» **Collected data entries**:

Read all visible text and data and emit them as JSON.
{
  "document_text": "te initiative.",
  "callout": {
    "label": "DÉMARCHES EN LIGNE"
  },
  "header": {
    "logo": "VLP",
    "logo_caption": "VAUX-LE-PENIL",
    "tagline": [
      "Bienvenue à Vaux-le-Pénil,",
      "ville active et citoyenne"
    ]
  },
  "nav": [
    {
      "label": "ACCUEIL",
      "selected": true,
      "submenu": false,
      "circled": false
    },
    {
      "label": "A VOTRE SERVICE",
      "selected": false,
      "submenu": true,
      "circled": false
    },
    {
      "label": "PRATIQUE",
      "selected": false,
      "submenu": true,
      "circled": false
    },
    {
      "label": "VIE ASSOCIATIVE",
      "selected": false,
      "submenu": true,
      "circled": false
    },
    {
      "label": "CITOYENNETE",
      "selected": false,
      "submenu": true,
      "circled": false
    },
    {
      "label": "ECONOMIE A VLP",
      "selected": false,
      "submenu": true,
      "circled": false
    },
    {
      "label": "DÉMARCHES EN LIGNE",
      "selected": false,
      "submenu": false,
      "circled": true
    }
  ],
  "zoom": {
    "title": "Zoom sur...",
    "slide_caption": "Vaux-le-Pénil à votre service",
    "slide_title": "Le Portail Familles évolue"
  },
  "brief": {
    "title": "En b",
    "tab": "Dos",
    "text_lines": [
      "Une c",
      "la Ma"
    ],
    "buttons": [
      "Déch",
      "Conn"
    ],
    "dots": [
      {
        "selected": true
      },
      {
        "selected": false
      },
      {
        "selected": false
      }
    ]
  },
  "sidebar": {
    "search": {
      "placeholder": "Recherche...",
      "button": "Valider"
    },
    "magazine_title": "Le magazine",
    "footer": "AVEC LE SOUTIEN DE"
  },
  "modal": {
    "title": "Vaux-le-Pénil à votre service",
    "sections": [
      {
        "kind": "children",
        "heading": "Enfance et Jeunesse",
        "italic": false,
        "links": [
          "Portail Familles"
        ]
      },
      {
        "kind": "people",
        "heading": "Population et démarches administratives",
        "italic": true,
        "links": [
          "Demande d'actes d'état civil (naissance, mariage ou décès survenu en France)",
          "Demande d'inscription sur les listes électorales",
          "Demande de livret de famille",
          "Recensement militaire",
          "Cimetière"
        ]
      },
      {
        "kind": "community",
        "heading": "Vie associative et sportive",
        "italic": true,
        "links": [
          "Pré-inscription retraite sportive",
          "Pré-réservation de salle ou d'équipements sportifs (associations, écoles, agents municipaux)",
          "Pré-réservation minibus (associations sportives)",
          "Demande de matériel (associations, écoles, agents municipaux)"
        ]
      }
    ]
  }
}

» **Task instructions**: All of the data needs to be reproduced exactly, with no line missing.

» **In response**:
Read all visible text and data and emit them as JSON.
{
  "document_text": "te initiative.",
  "callout": {
    "label": "DÉMARCHES EN LIGNE"
  },
  "header": {
    "logo": "VLP",
    "logo_caption": "VAUX-LE-PENIL",
    "tagline": [
      "Bienvenue à Vaux-le-Pénil,",
      "ville active et citoyenne"
    ]
  },
  "nav": [
    {
      "label": "ACCUEIL",
      "selected": true,
      "submenu": false,
      "circled": false
    },
    {
      "label": "A VOTRE SERVICE",
      "selected": false,
      "submenu": true,
      "circled": false
    },
    {
      "label": "PRATIQUE",
      "selected": false,
      "submenu": true,
      "circled": false
    },
    {
      "label": "VIE ASSOCIATIVE",
      "selected": false,
      "submenu": true,
      "circled": false
    },
    {
      "label": "CITOYENNETE",
      "selected": false,
      "submenu": true,
      "circled": false
    },
    {
      "label": "ECONOMIE A VLP",
      "selected": false,
      "submenu": true,
      "circled": false
    },
    {
      "label": "DÉMARCHES EN LIGNE",
      "selected": false,
      "submenu": false,
      "circled": true
    }
  ],
  "zoom": {
    "title": "Zoom sur...",
    "slide_caption": "Vaux-le-Pénil à votre service",
    "slide_title": "Le Portail Familles évolue"
  },
  "brief": {
    "title": "En b",
    "tab": "Dos",
    "text_lines": [
      "Une c",
      "la Ma"
    ],
    "buttons": [
      "Déch",
      "Conn"
    ],
    "dots": [
      {
        "selected": true
      },
      {
        "selected": false
      },
      {
        "selected": false
      }
    ]
  },
  "sidebar": {
    "search": {
      "placeholder": "Recherche...",
      "button": "Valider"
    },
    "magazine_title": "Le magazine",
    "footer": "AVEC LE SOUTIEN DE"
  },
  "modal": {
    "title": "Vaux-le-Pénil à votre service",
    "sections": [
      {
        "kind": "children",
        "heading": "Enfance et Jeunesse",
        "italic": false,
        "links": [
          "Portail Familles"
        ]
      },
      {
        "kind": "people",
        "heading": "Population et démarches administratives",
        "italic": true,
        "links": [
          "Demande d'actes d'état civil (naissance, mariage ou décès survenu en France)",
          "Demande d'inscription sur les listes électorales",
          "Demande de livret de famille",
          "Recensement militaire",
          "Cimetière"
        ]
      },
      {
        "kind": "community",
        "heading": "Vie associative et sportive",
        "italic": true,
        "links": [
          "Pré-inscription retraite sportive",
          "Pré-réservation de salle ou d'équipements sportifs (associations, écoles, agents municipaux)",
          "Pré-réservation minibus (associations sportives)",
          "Demande de matériel (associations, écoles, agents municipaux)"
        ]
      }
    ]
  }
}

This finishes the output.